TASK OBJECTIVE:
In the data, extract each line that holds the string "Gray".

INPUT RECORDS:

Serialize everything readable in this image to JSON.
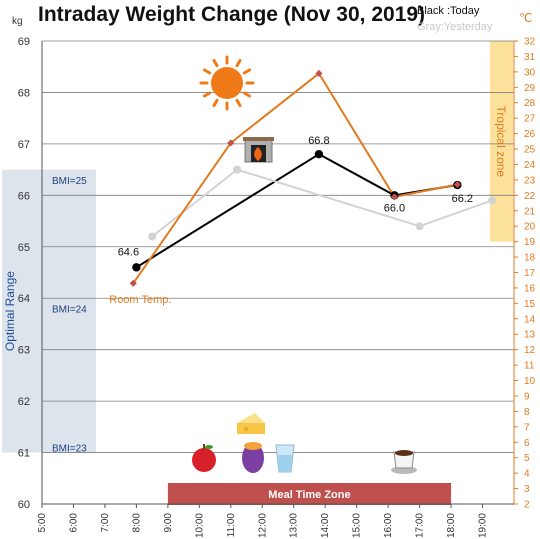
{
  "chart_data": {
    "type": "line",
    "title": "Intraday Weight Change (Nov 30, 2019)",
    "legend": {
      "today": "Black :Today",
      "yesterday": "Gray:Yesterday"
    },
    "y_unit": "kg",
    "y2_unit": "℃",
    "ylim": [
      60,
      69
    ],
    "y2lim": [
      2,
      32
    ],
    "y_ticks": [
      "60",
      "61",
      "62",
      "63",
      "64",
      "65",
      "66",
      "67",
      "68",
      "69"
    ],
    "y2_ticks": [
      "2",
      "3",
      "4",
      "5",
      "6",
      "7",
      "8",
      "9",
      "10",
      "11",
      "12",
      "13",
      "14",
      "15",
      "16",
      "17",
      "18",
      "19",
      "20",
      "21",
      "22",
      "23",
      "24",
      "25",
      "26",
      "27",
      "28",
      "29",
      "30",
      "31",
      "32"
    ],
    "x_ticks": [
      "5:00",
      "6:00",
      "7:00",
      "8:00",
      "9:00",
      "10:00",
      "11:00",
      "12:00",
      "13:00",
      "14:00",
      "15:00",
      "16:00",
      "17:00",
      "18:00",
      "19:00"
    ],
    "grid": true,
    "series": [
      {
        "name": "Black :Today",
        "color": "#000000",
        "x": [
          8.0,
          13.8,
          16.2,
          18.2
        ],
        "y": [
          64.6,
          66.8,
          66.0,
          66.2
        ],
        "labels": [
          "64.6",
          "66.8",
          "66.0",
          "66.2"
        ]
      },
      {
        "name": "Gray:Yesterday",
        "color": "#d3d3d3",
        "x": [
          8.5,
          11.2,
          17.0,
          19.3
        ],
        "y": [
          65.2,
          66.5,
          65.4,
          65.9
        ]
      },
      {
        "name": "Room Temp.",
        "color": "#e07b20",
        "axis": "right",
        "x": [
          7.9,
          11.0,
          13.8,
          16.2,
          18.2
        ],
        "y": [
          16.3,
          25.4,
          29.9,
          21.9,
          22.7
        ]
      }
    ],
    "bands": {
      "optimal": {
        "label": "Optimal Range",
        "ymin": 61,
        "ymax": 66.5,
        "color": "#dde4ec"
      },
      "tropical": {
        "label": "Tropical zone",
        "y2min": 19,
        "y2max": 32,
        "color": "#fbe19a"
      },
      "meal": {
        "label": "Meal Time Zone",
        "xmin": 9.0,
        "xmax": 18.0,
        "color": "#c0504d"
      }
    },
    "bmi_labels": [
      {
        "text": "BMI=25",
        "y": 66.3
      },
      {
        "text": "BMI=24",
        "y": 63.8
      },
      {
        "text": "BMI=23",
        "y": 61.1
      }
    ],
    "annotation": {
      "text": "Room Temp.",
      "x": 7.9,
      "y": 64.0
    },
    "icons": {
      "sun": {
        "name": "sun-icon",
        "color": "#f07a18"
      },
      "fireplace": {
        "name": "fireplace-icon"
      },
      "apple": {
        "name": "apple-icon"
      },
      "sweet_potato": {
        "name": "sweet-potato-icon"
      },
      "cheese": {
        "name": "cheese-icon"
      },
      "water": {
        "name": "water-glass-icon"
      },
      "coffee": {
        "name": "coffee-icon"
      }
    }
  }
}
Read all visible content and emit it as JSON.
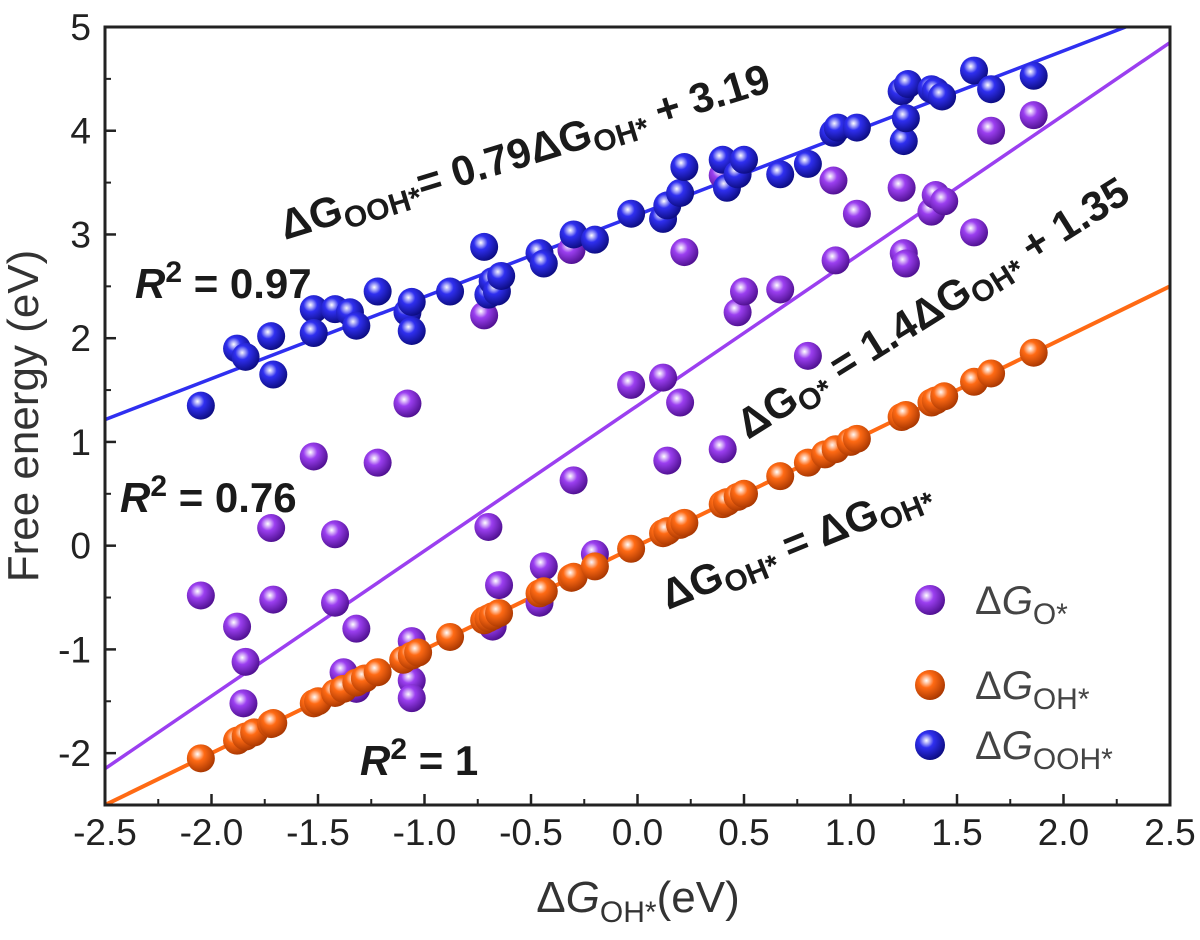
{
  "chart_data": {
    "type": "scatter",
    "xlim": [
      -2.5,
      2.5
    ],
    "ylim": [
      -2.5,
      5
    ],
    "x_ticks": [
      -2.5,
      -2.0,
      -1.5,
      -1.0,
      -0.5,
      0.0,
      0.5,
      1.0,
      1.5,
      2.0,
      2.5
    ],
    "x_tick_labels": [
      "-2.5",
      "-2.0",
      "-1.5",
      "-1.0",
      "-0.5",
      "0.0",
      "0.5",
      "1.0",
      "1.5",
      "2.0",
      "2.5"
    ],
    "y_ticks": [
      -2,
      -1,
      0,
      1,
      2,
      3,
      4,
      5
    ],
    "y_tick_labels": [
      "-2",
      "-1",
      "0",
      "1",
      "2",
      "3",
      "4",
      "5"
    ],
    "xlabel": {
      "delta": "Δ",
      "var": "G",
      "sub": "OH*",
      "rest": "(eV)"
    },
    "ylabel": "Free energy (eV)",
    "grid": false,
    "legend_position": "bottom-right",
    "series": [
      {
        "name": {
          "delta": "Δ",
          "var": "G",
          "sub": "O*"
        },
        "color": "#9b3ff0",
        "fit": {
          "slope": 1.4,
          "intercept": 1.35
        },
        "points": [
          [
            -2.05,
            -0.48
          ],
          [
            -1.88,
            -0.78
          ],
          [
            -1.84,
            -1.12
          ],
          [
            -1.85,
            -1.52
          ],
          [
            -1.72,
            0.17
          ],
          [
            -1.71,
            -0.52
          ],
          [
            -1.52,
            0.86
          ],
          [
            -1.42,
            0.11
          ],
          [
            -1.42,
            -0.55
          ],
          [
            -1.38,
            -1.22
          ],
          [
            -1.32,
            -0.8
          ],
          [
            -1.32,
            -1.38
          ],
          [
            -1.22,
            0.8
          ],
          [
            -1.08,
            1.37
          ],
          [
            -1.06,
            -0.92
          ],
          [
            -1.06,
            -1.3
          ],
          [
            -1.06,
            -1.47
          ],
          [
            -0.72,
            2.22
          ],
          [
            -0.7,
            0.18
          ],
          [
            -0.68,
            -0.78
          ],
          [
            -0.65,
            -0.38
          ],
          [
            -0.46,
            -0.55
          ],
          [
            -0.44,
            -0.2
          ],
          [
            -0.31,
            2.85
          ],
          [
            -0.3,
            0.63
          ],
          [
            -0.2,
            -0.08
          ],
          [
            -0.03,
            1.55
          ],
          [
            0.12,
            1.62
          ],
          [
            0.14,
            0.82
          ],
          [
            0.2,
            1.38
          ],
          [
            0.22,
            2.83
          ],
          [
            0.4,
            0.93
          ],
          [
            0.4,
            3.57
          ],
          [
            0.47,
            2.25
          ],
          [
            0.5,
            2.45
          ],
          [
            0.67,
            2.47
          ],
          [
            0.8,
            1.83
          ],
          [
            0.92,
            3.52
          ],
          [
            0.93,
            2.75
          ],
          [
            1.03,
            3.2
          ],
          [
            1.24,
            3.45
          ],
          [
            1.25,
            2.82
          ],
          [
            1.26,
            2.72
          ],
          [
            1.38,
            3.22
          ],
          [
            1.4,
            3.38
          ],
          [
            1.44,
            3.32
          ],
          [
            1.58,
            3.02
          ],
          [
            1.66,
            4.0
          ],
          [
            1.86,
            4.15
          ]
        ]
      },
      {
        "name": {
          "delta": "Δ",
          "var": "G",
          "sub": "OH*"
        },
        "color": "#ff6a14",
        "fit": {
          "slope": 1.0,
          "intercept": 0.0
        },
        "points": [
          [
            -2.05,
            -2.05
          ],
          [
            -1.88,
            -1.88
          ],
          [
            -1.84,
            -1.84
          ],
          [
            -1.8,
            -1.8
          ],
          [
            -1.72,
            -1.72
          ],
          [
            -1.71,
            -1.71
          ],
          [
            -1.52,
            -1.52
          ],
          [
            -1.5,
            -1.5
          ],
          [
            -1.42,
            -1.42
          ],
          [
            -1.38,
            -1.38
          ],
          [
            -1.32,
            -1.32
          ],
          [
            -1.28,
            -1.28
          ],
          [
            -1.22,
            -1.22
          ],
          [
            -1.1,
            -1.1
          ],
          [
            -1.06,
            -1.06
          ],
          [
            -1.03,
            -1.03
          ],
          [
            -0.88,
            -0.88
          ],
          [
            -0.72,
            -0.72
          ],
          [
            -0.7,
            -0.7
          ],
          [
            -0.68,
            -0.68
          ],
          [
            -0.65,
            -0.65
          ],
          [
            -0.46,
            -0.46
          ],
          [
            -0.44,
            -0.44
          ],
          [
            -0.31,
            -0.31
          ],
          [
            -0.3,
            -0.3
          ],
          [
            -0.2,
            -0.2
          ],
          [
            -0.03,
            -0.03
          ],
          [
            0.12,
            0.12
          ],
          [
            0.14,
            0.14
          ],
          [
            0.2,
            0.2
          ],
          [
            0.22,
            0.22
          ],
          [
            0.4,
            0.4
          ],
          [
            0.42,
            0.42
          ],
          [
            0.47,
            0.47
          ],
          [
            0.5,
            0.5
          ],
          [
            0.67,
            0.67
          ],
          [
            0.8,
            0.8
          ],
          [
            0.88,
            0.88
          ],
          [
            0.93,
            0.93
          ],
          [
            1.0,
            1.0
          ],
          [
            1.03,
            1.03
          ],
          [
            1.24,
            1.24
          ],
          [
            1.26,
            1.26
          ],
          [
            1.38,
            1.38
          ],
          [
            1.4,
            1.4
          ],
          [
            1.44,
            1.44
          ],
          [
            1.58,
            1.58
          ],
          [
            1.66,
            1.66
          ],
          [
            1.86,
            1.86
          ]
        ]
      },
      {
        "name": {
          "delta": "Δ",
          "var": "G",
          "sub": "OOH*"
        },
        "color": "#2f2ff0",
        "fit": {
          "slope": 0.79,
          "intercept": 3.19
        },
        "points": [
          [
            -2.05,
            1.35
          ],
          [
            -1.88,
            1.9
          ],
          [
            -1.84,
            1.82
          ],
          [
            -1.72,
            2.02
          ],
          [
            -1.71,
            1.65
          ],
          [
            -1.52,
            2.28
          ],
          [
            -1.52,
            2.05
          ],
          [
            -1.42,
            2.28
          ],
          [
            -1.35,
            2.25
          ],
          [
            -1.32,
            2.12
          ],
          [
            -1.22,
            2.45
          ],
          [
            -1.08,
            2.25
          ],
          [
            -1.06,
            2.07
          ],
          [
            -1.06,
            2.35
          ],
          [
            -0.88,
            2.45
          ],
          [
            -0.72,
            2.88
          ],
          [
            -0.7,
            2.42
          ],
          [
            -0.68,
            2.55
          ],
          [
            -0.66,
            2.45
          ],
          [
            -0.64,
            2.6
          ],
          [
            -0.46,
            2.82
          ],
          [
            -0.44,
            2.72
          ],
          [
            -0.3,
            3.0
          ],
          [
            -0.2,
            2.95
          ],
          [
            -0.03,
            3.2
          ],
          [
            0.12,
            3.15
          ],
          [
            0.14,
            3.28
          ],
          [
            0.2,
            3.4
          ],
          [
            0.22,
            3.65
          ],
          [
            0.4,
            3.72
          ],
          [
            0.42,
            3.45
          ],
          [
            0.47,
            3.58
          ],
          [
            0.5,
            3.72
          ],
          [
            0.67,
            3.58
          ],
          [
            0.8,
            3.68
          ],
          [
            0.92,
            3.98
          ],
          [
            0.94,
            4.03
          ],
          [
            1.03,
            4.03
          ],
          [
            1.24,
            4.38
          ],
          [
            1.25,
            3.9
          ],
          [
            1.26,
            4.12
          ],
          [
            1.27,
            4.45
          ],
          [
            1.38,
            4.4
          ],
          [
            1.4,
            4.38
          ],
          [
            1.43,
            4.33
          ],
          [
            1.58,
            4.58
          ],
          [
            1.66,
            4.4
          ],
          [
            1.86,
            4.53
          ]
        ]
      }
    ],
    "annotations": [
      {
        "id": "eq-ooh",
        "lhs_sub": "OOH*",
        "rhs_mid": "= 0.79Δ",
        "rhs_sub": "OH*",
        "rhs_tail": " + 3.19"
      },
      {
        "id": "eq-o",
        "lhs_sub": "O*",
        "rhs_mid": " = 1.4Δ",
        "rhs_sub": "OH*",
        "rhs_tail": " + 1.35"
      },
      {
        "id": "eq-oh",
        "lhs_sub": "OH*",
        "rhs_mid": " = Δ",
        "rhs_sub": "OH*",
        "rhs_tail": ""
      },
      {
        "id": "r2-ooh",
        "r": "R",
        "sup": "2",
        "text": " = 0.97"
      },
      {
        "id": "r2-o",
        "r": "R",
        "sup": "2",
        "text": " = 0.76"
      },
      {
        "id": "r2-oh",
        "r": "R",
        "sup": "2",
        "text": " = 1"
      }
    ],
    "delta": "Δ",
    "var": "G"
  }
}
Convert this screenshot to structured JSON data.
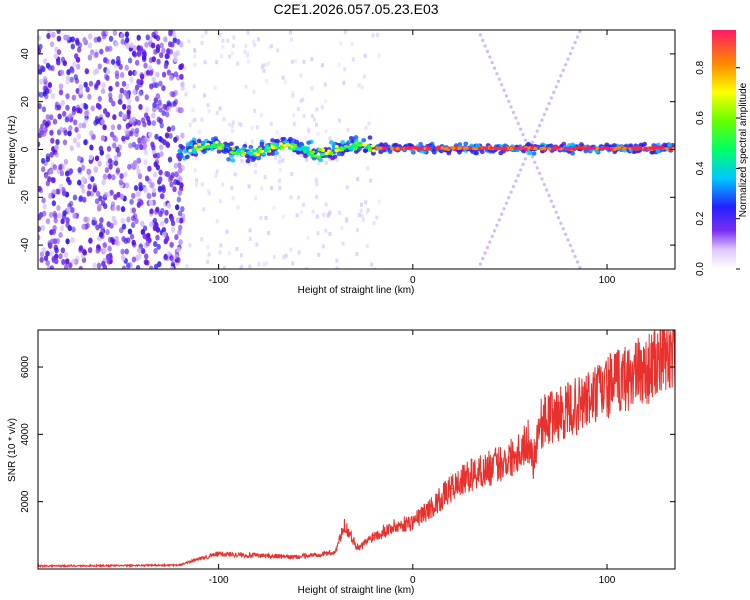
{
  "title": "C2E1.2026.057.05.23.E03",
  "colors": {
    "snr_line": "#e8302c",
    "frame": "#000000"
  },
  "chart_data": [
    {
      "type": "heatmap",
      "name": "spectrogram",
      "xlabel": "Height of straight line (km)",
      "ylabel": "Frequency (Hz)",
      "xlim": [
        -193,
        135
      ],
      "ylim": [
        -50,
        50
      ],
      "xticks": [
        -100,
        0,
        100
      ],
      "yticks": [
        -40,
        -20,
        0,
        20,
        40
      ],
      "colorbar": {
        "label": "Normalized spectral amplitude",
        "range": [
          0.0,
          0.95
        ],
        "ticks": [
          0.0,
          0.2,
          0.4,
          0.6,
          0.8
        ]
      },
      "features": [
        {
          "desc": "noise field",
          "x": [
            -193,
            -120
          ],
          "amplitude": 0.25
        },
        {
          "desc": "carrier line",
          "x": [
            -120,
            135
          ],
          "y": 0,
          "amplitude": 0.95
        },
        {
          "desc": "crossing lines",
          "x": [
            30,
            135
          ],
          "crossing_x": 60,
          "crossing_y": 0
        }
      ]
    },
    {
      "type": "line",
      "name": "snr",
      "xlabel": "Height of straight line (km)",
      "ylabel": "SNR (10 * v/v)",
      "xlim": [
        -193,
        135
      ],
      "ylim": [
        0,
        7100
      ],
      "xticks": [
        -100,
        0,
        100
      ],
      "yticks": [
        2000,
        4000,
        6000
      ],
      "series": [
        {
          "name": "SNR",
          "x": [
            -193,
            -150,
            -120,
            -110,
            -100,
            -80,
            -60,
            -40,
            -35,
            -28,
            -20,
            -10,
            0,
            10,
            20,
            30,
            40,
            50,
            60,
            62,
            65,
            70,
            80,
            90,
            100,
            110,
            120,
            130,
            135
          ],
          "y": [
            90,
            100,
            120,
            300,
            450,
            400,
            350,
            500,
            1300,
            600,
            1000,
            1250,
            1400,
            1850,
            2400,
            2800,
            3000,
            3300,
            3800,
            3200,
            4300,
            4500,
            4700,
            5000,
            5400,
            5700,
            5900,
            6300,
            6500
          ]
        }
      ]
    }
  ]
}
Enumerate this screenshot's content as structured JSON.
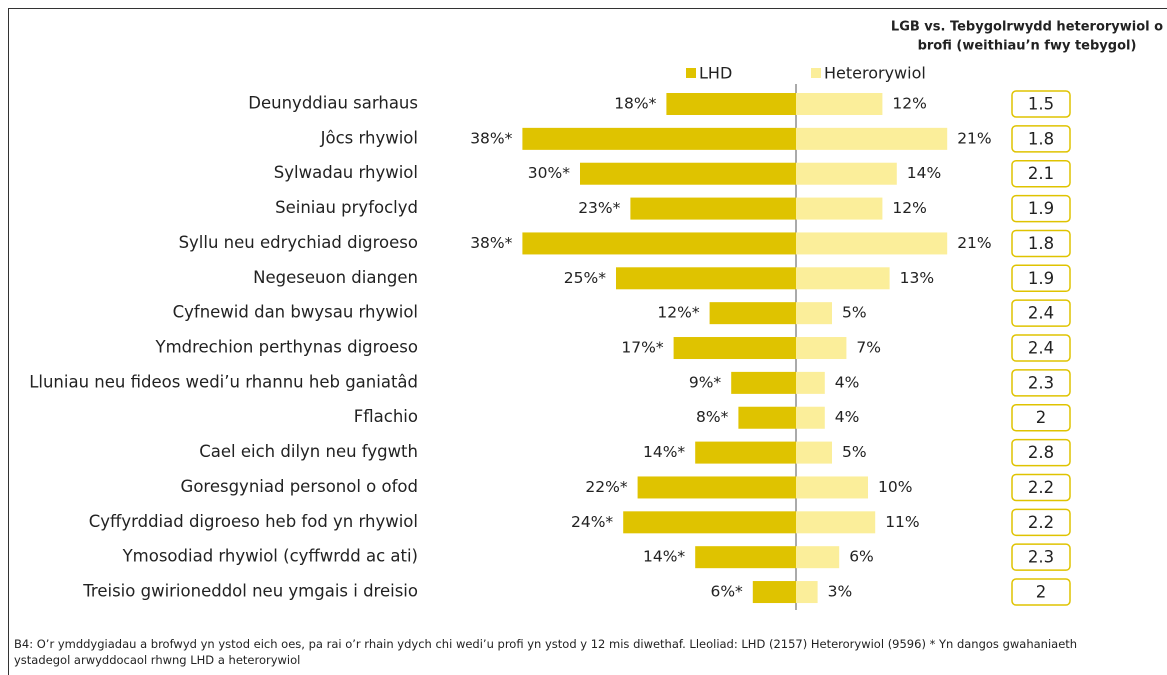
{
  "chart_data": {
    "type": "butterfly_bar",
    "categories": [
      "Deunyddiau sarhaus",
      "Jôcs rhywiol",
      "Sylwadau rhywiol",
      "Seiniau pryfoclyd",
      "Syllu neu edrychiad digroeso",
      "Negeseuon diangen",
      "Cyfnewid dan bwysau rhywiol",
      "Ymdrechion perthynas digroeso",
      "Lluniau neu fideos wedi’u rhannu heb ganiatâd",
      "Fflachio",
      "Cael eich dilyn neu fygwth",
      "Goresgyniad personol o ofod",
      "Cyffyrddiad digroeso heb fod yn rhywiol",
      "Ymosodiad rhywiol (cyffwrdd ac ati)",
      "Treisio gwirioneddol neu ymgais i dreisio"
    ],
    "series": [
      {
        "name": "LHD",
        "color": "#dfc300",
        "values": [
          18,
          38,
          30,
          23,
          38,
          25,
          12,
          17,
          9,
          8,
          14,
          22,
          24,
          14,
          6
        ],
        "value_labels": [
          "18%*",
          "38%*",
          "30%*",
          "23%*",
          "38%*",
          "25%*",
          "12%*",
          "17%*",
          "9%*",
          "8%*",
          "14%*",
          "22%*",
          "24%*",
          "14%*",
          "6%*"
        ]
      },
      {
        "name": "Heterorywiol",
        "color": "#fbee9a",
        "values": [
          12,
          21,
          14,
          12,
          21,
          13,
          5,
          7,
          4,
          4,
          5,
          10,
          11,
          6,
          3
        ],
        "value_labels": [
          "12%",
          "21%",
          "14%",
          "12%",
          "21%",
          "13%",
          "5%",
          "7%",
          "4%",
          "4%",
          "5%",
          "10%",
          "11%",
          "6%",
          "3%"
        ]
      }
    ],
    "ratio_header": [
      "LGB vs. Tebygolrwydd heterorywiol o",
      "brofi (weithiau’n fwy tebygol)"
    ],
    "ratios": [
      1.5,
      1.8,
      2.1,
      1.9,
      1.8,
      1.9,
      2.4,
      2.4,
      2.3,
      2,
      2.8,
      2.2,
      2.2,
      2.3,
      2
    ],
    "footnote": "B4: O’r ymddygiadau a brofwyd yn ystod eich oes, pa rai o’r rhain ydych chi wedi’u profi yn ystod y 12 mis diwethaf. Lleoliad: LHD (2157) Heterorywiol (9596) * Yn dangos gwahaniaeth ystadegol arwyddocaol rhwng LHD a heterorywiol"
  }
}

FINISHED EXERCISE:
      "yesterday": "Gray:Yesterday"
        "name": "Gray:Yesterday",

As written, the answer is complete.